Lines of data
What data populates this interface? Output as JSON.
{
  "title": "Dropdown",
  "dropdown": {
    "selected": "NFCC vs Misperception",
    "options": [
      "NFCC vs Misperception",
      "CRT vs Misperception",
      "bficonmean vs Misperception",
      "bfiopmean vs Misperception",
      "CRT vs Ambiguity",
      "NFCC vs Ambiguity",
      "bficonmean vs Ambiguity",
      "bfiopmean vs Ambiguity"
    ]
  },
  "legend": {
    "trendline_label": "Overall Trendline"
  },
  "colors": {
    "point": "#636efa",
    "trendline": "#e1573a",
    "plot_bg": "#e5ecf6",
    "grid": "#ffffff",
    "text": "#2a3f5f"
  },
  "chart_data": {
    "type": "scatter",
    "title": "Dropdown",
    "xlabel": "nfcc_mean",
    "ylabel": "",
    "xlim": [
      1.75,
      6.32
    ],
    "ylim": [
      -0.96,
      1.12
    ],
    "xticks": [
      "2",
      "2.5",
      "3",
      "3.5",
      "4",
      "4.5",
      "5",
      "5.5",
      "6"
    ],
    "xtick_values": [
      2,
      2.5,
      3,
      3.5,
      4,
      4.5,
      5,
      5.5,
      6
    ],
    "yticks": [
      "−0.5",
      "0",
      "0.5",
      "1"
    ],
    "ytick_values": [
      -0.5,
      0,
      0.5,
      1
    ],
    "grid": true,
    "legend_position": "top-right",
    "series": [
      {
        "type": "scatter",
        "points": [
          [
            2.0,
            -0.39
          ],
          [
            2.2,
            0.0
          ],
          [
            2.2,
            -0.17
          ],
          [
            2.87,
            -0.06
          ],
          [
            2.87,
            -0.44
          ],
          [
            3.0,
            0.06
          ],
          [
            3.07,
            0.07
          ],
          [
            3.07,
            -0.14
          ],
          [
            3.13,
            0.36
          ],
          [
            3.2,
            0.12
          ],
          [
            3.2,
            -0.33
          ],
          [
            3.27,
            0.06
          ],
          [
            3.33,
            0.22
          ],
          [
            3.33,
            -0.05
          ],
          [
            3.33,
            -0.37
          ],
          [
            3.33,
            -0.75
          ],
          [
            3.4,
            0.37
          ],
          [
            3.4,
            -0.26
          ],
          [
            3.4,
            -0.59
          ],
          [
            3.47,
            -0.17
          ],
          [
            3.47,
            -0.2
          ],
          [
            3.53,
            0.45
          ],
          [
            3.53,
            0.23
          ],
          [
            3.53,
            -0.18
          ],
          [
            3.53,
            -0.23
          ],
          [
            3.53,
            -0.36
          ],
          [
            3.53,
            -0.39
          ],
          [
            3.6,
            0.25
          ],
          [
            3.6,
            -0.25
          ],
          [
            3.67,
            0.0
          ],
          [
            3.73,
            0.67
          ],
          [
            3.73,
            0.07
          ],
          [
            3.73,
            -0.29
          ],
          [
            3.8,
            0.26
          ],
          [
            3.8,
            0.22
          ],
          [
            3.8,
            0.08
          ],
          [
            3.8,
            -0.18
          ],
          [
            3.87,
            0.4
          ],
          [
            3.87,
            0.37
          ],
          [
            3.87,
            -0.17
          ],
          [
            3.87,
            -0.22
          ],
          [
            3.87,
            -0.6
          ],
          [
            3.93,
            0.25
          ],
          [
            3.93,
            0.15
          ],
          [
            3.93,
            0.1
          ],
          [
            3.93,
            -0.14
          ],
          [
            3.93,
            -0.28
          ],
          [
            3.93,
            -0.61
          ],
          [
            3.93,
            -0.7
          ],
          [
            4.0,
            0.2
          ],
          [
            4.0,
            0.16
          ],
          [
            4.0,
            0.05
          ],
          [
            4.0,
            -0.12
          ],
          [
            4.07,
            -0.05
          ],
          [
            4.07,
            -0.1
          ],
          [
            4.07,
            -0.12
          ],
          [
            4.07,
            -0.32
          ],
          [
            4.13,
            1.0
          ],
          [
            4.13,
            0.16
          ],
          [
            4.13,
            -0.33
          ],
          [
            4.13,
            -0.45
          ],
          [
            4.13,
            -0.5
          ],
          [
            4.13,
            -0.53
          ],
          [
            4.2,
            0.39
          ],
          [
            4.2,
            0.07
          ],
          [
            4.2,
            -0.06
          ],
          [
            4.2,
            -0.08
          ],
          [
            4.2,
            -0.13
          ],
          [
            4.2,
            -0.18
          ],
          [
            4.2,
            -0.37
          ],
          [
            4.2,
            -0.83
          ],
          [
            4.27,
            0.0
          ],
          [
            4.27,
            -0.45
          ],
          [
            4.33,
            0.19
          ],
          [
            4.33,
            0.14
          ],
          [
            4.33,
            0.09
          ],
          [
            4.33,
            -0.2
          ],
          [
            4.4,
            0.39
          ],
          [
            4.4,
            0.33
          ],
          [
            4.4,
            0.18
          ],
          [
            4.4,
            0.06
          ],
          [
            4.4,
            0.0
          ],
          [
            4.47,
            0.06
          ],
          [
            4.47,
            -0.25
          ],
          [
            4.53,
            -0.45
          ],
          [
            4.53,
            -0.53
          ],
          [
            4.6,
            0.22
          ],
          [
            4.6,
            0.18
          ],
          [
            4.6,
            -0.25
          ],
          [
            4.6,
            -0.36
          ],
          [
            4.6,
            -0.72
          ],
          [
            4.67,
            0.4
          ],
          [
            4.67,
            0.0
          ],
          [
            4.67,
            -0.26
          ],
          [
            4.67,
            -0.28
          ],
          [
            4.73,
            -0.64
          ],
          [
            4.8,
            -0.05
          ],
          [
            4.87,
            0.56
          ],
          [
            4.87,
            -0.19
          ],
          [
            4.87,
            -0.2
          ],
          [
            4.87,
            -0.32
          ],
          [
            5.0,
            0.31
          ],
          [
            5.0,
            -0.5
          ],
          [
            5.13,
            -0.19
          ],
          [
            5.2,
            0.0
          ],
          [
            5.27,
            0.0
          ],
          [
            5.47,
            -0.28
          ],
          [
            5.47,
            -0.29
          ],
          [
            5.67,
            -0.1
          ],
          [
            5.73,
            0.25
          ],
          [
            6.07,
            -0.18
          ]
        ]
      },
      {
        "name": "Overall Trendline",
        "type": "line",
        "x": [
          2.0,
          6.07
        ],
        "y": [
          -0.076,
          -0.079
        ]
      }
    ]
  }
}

YOUR INSTRUCTIONS:
Transcribe the material exactly as it reads.

SOLUTION TO THE PROBLEM:
What data populates this interface? Output as JSON.
{
  "title": "Dropdown",
  "dropdown": {
    "selected": "NFCC vs Misperception",
    "options": [
      "NFCC vs Misperception",
      "CRT vs Misperception",
      "bficonmean vs Misperception",
      "bfiopmean vs Misperception",
      "CRT vs Ambiguity",
      "NFCC vs Ambiguity",
      "bficonmean vs Ambiguity",
      "bfiopmean vs Ambiguity"
    ]
  },
  "legend": {
    "trendline_label": "Overall Trendline"
  },
  "colors": {
    "point": "#636efa",
    "trendline": "#e1573a",
    "plot_bg": "#e5ecf6",
    "grid": "#ffffff",
    "text": "#2a3f5f"
  },
  "chart_data": {
    "type": "scatter",
    "title": "Dropdown",
    "xlabel": "nfcc_mean",
    "ylabel": "",
    "xlim": [
      1.75,
      6.32
    ],
    "ylim": [
      -0.96,
      1.12
    ],
    "xticks": [
      "2",
      "2.5",
      "3",
      "3.5",
      "4",
      "4.5",
      "5",
      "5.5",
      "6"
    ],
    "xtick_values": [
      2,
      2.5,
      3,
      3.5,
      4,
      4.5,
      5,
      5.5,
      6
    ],
    "yticks": [
      "−0.5",
      "0",
      "0.5",
      "1"
    ],
    "ytick_values": [
      -0.5,
      0,
      0.5,
      1
    ],
    "grid": true,
    "legend_position": "top-right",
    "series": [
      {
        "type": "scatter",
        "points": [
          [
            2.0,
            -0.39
          ],
          [
            2.2,
            0.0
          ],
          [
            2.2,
            -0.17
          ],
          [
            2.87,
            -0.06
          ],
          [
            2.87,
            -0.44
          ],
          [
            3.0,
            0.06
          ],
          [
            3.07,
            0.07
          ],
          [
            3.07,
            -0.14
          ],
          [
            3.13,
            0.36
          ],
          [
            3.2,
            0.12
          ],
          [
            3.2,
            -0.33
          ],
          [
            3.27,
            0.06
          ],
          [
            3.33,
            0.22
          ],
          [
            3.33,
            -0.05
          ],
          [
            3.33,
            -0.37
          ],
          [
            3.33,
            -0.75
          ],
          [
            3.4,
            0.37
          ],
          [
            3.4,
            -0.26
          ],
          [
            3.4,
            -0.59
          ],
          [
            3.47,
            -0.17
          ],
          [
            3.47,
            -0.2
          ],
          [
            3.53,
            0.45
          ],
          [
            3.53,
            0.23
          ],
          [
            3.53,
            -0.18
          ],
          [
            3.53,
            -0.23
          ],
          [
            3.53,
            -0.36
          ],
          [
            3.53,
            -0.39
          ],
          [
            3.6,
            0.25
          ],
          [
            3.6,
            -0.25
          ],
          [
            3.67,
            0.0
          ],
          [
            3.73,
            0.67
          ],
          [
            3.73,
            0.07
          ],
          [
            3.73,
            -0.29
          ],
          [
            3.8,
            0.26
          ],
          [
            3.8,
            0.22
          ],
          [
            3.8,
            0.08
          ],
          [
            3.8,
            -0.18
          ],
          [
            3.87,
            0.4
          ],
          [
            3.87,
            0.37
          ],
          [
            3.87,
            -0.17
          ],
          [
            3.87,
            -0.22
          ],
          [
            3.87,
            -0.6
          ],
          [
            3.93,
            0.25
          ],
          [
            3.93,
            0.15
          ],
          [
            3.93,
            0.1
          ],
          [
            3.93,
            -0.14
          ],
          [
            3.93,
            -0.28
          ],
          [
            3.93,
            -0.61
          ],
          [
            3.93,
            -0.7
          ],
          [
            4.0,
            0.2
          ],
          [
            4.0,
            0.16
          ],
          [
            4.0,
            0.05
          ],
          [
            4.0,
            -0.12
          ],
          [
            4.07,
            -0.05
          ],
          [
            4.07,
            -0.1
          ],
          [
            4.07,
            -0.12
          ],
          [
            4.07,
            -0.32
          ],
          [
            4.13,
            1.0
          ],
          [
            4.13,
            0.16
          ],
          [
            4.13,
            -0.33
          ],
          [
            4.13,
            -0.45
          ],
          [
            4.13,
            -0.5
          ],
          [
            4.13,
            -0.53
          ],
          [
            4.2,
            0.39
          ],
          [
            4.2,
            0.07
          ],
          [
            4.2,
            -0.06
          ],
          [
            4.2,
            -0.08
          ],
          [
            4.2,
            -0.13
          ],
          [
            4.2,
            -0.18
          ],
          [
            4.2,
            -0.37
          ],
          [
            4.2,
            -0.83
          ],
          [
            4.27,
            0.0
          ],
          [
            4.27,
            -0.45
          ],
          [
            4.33,
            0.19
          ],
          [
            4.33,
            0.14
          ],
          [
            4.33,
            0.09
          ],
          [
            4.33,
            -0.2
          ],
          [
            4.4,
            0.39
          ],
          [
            4.4,
            0.33
          ],
          [
            4.4,
            0.18
          ],
          [
            4.4,
            0.06
          ],
          [
            4.4,
            0.0
          ],
          [
            4.47,
            0.06
          ],
          [
            4.47,
            -0.25
          ],
          [
            4.53,
            -0.45
          ],
          [
            4.53,
            -0.53
          ],
          [
            4.6,
            0.22
          ],
          [
            4.6,
            0.18
          ],
          [
            4.6,
            -0.25
          ],
          [
            4.6,
            -0.36
          ],
          [
            4.6,
            -0.72
          ],
          [
            4.67,
            0.4
          ],
          [
            4.67,
            0.0
          ],
          [
            4.67,
            -0.26
          ],
          [
            4.67,
            -0.28
          ],
          [
            4.73,
            -0.64
          ],
          [
            4.8,
            -0.05
          ],
          [
            4.87,
            0.56
          ],
          [
            4.87,
            -0.19
          ],
          [
            4.87,
            -0.2
          ],
          [
            4.87,
            -0.32
          ],
          [
            5.0,
            0.31
          ],
          [
            5.0,
            -0.5
          ],
          [
            5.13,
            -0.19
          ],
          [
            5.2,
            0.0
          ],
          [
            5.27,
            0.0
          ],
          [
            5.47,
            -0.28
          ],
          [
            5.47,
            -0.29
          ],
          [
            5.67,
            -0.1
          ],
          [
            5.73,
            0.25
          ],
          [
            6.07,
            -0.18
          ]
        ]
      },
      {
        "name": "Overall Trendline",
        "type": "line",
        "x": [
          2.0,
          6.07
        ],
        "y": [
          -0.076,
          -0.079
        ]
      }
    ]
  }
}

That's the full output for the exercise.